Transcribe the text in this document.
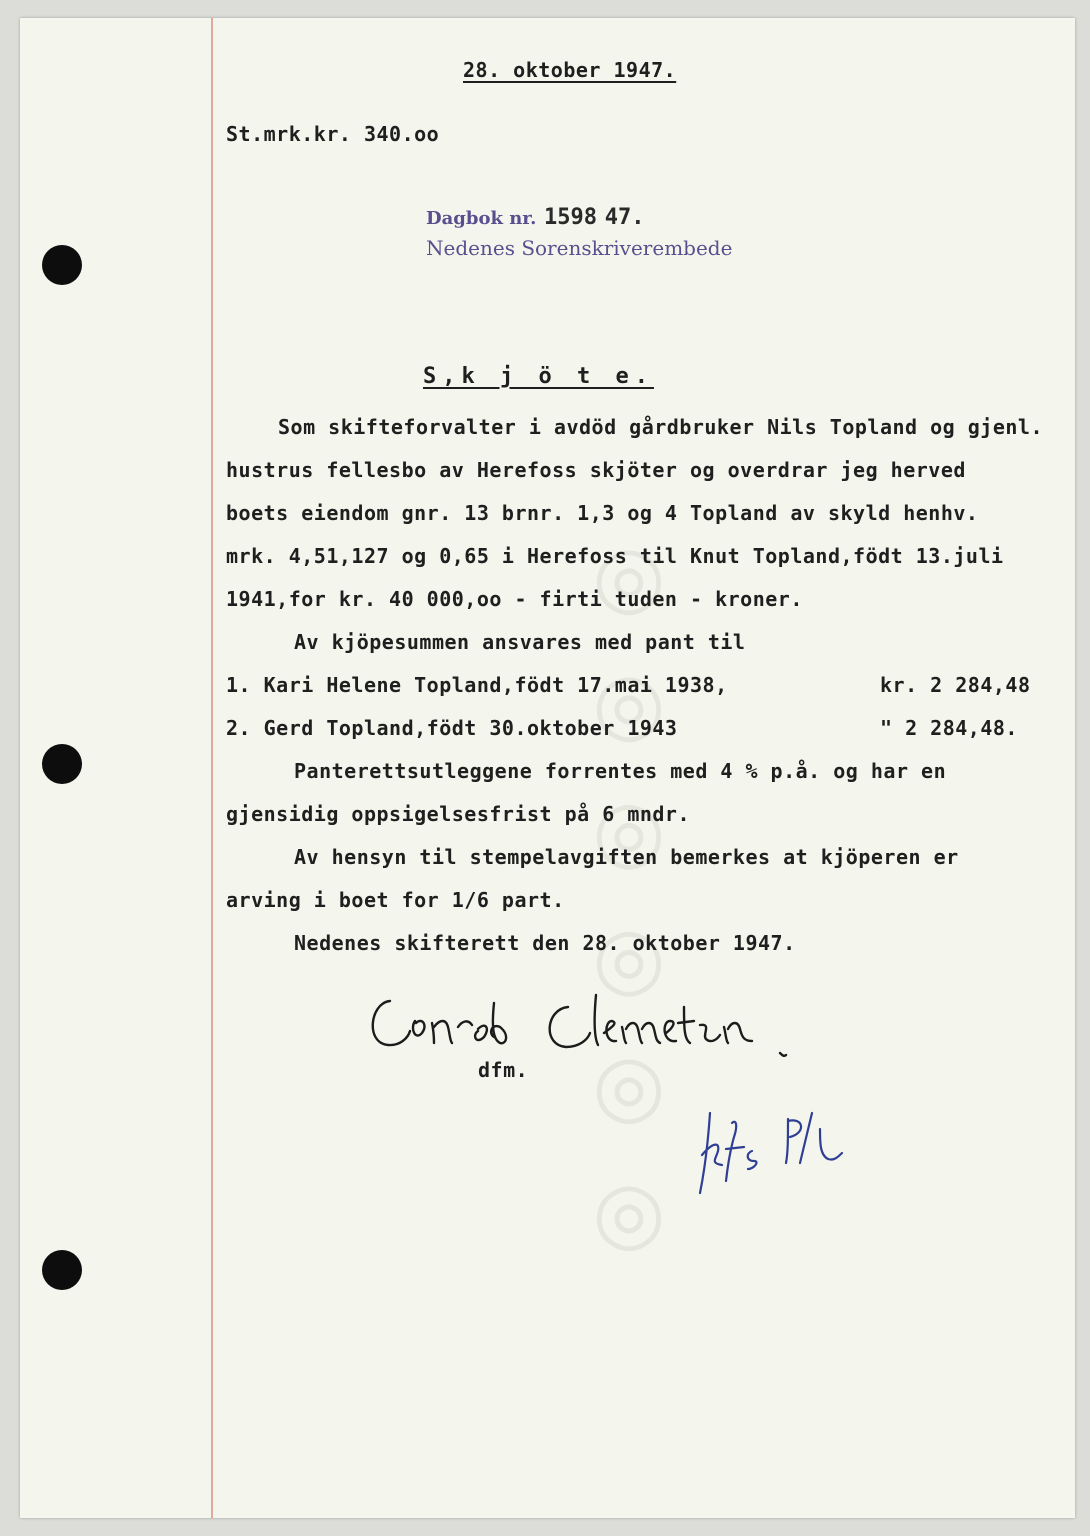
◎ ◎ ◎ ◎ ◎ ◎
28. oktober 1947.
St.mrk.kr. 340.oo
Dagbok nr. 1598 47.
Nedenes Sorenskriverembede
S,k j ö t e.
Som skifteforvalter i avdöd gårdbruker Nils Topland og gjenl.
hustrus fellesbo av Herefoss skjöter og overdrar jeg herved
boets eiendom gnr. 13 brnr. 1,3 og 4 Topland av skyld henhv.
mrk. 4,51,127 og 0,65 i Herefoss til Knut Topland,födt 13.juli
1941,for kr. 40 000,oo - firti tuden - kroner.
Av kjöpesummen ansvares med pant til
1. Kari Helene Topland,födt 17.mai 1938,	kr. 2 284,48
2. Gerd Topland,födt 30.oktober 1943	" 2 284,48.
Panterettsutleggene forrentes med 4 % p.å. og har en
gjensidig oppsigelsesfrist på 6 mndr.
Av hensyn til stempelavgiften bemerkes at kjöperen er
arving i boet for 1/6 part.
Nedenes skifterett den 28. oktober 1947.
dfm.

To be done:
Give back every line exactly as it stands, pictures excluded.

Final answer:
Transcribe the text in this document.
◎ ◎ ◎ ◎ ◎ ◎
28. oktober 1947.
St.mrk.kr. 340.oo
Dagbok nr. 1598 47.
Nedenes Sorenskriverembede
S,k j ö t e.
Som skifteforvalter i avdöd gårdbruker Nils Topland og gjenl.
hustrus fellesbo av Herefoss skjöter og overdrar jeg herved
boets eiendom gnr. 13 brnr. 1,3 og 4 Topland av skyld henhv.
mrk. 4,51,127 og 0,65 i Herefoss til Knut Topland,födt 13.juli
1941,for kr. 40 000,oo - firti tuden - kroner.
Av kjöpesummen ansvares med pant til
1. Kari Helene Topland,födt 17.mai 1938,	kr. 2 284,48
2. Gerd Topland,födt 30.oktober 1943	" 2 284,48.
Panterettsutleggene forrentes med 4 % p.å. og har en
gjensidig oppsigelsesfrist på 6 mndr.
Av hensyn til stempelavgiften bemerkes at kjöperen er
arving i boet for 1/6 part.
Nedenes skifterett den 28. oktober 1947.
dfm.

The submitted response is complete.